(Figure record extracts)
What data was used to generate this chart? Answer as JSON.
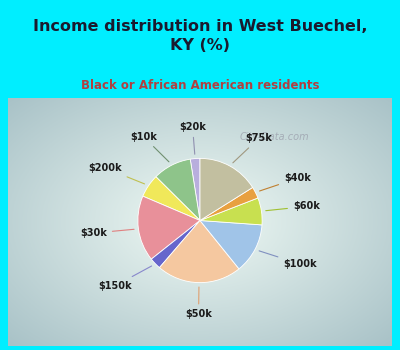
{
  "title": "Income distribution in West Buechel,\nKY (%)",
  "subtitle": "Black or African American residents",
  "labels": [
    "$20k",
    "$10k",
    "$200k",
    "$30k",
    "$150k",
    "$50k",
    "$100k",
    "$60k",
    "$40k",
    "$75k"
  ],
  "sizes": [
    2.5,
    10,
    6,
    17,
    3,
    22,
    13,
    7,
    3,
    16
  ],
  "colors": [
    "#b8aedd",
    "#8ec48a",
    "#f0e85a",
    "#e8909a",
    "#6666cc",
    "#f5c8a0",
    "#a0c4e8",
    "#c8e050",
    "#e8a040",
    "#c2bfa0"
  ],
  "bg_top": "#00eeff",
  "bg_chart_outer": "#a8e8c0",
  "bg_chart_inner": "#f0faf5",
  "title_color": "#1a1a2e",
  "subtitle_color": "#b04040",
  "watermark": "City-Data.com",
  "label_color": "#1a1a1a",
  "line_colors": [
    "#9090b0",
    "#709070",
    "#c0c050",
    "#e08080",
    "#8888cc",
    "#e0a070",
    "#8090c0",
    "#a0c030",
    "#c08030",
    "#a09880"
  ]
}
* * *
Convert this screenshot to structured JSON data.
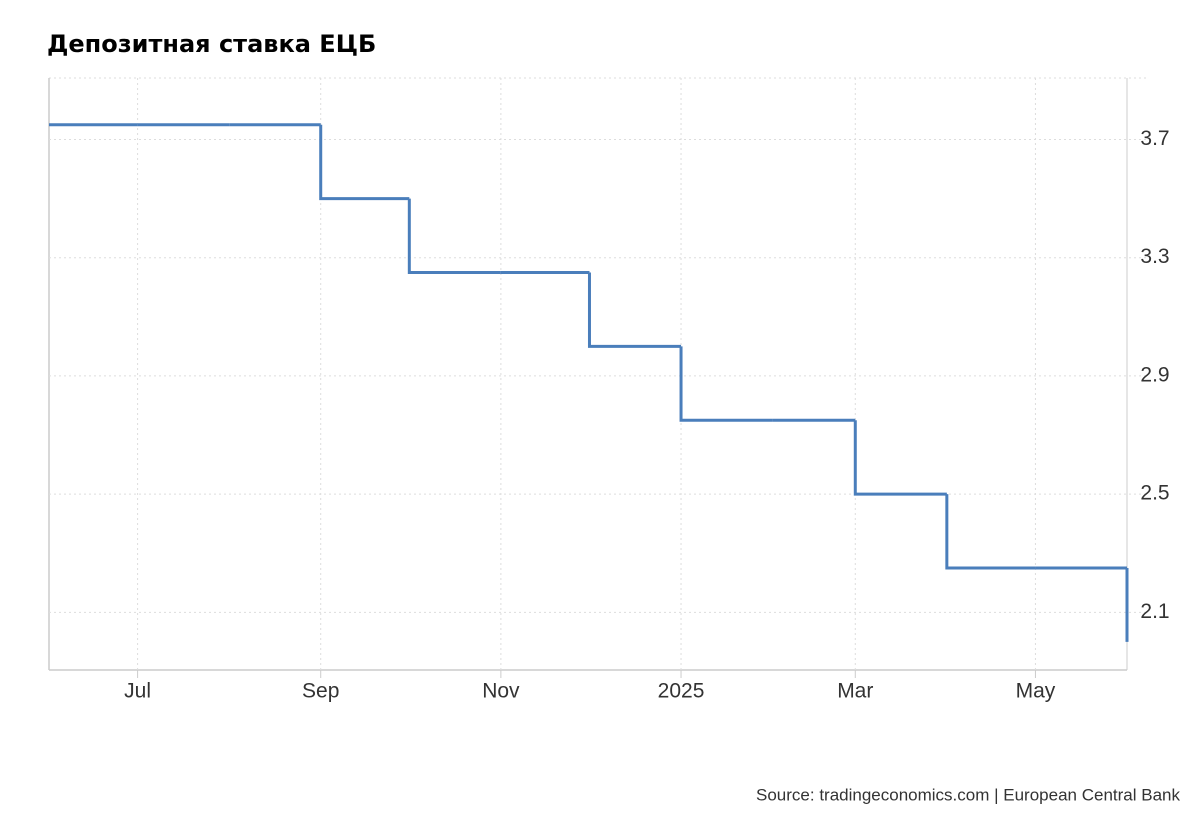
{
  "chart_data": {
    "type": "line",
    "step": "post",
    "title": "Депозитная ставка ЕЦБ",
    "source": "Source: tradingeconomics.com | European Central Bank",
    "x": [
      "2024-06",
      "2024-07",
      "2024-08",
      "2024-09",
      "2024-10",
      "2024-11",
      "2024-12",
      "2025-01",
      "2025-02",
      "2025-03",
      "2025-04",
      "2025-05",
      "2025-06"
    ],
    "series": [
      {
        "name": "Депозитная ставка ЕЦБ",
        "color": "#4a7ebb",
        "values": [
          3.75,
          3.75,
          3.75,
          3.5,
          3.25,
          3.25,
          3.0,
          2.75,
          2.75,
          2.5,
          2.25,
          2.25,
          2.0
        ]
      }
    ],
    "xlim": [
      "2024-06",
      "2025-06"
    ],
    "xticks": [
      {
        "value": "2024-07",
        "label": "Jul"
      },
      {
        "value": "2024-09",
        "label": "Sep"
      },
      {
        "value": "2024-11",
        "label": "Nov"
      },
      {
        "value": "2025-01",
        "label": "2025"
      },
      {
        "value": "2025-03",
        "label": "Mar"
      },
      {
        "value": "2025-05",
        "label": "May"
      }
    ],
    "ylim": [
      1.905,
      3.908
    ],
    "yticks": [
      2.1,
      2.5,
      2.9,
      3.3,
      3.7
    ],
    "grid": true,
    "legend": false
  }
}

Direction
Of the lines above, how many hold the word "this"? Say the number alone.

Correct answer
2